_Task description:_ Without the images, print all the entries below exactly as given.

>> BEGIN Data rows

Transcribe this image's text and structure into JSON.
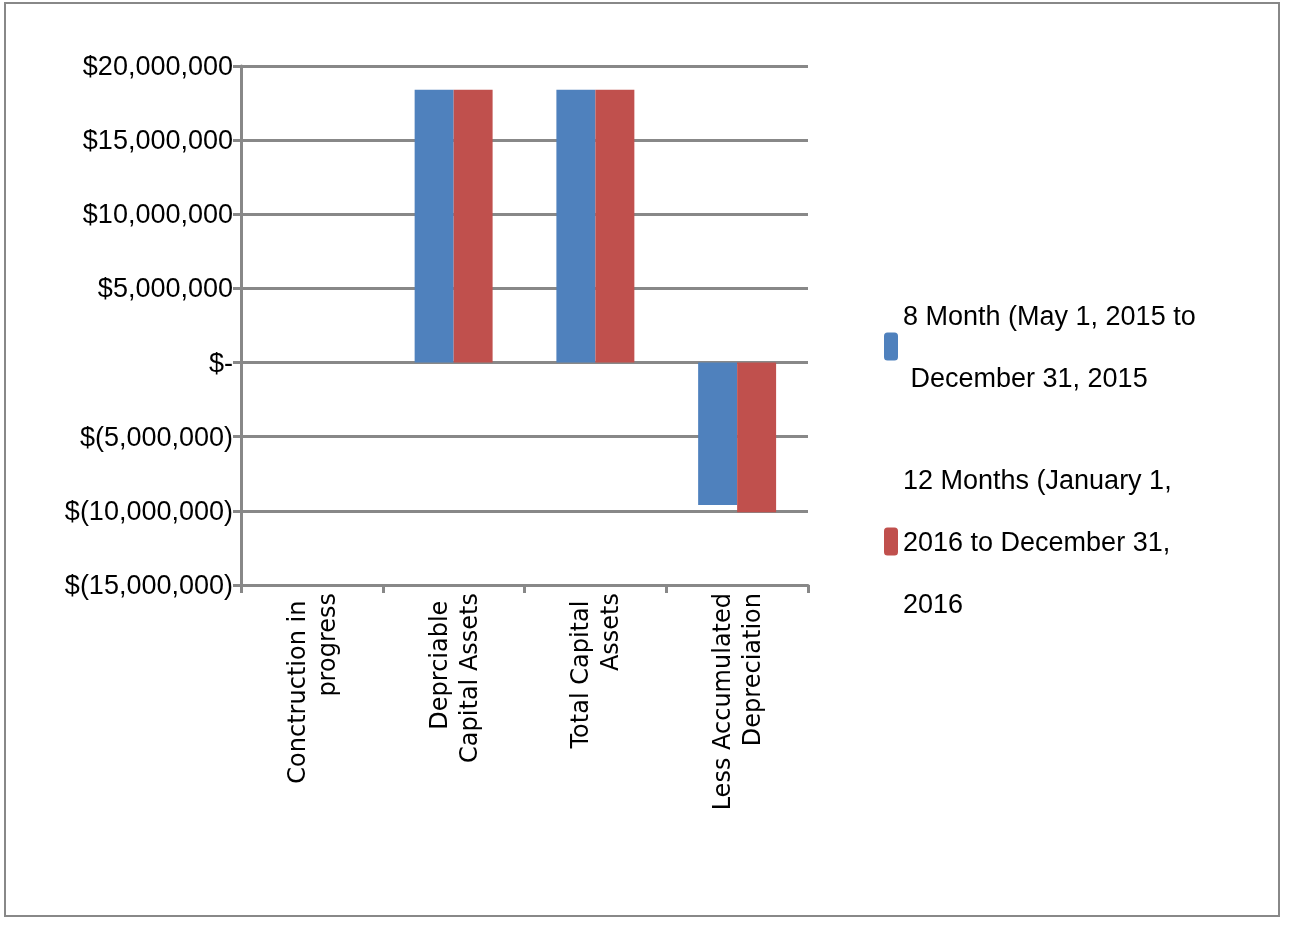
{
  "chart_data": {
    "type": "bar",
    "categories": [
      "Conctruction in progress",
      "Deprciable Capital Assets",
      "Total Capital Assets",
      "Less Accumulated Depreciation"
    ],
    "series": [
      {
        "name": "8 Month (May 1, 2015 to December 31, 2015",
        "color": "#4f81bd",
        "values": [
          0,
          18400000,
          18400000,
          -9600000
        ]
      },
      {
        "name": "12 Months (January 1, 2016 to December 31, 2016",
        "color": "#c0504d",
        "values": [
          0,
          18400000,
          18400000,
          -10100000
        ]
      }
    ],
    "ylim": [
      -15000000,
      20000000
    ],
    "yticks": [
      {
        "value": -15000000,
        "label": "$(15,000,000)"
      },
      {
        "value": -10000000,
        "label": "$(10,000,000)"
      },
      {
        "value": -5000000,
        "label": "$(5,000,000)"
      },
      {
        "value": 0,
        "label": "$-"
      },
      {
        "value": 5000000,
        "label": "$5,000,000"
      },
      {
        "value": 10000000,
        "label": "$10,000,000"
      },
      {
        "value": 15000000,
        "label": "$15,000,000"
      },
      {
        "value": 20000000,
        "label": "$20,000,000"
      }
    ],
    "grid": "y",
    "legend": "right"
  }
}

>> END Data rows

_Complete answer:_
Transcribe this image's text and structure into JSON.
{
  "chart_data": {
    "type": "bar",
    "categories": [
      "Conctruction in progress",
      "Deprciable Capital Assets",
      "Total Capital Assets",
      "Less Accumulated Depreciation"
    ],
    "series": [
      {
        "name": "8 Month (May 1, 2015 to December 31, 2015",
        "color": "#4f81bd",
        "values": [
          0,
          18400000,
          18400000,
          -9600000
        ]
      },
      {
        "name": "12 Months (January 1, 2016 to December 31, 2016",
        "color": "#c0504d",
        "values": [
          0,
          18400000,
          18400000,
          -10100000
        ]
      }
    ],
    "ylim": [
      -15000000,
      20000000
    ],
    "yticks": [
      {
        "value": -15000000,
        "label": "$(15,000,000)"
      },
      {
        "value": -10000000,
        "label": "$(10,000,000)"
      },
      {
        "value": -5000000,
        "label": "$(5,000,000)"
      },
      {
        "value": 0,
        "label": "$-"
      },
      {
        "value": 5000000,
        "label": "$5,000,000"
      },
      {
        "value": 10000000,
        "label": "$10,000,000"
      },
      {
        "value": 15000000,
        "label": "$15,000,000"
      },
      {
        "value": 20000000,
        "label": "$20,000,000"
      }
    ],
    "grid": "y",
    "legend": "right"
  }
}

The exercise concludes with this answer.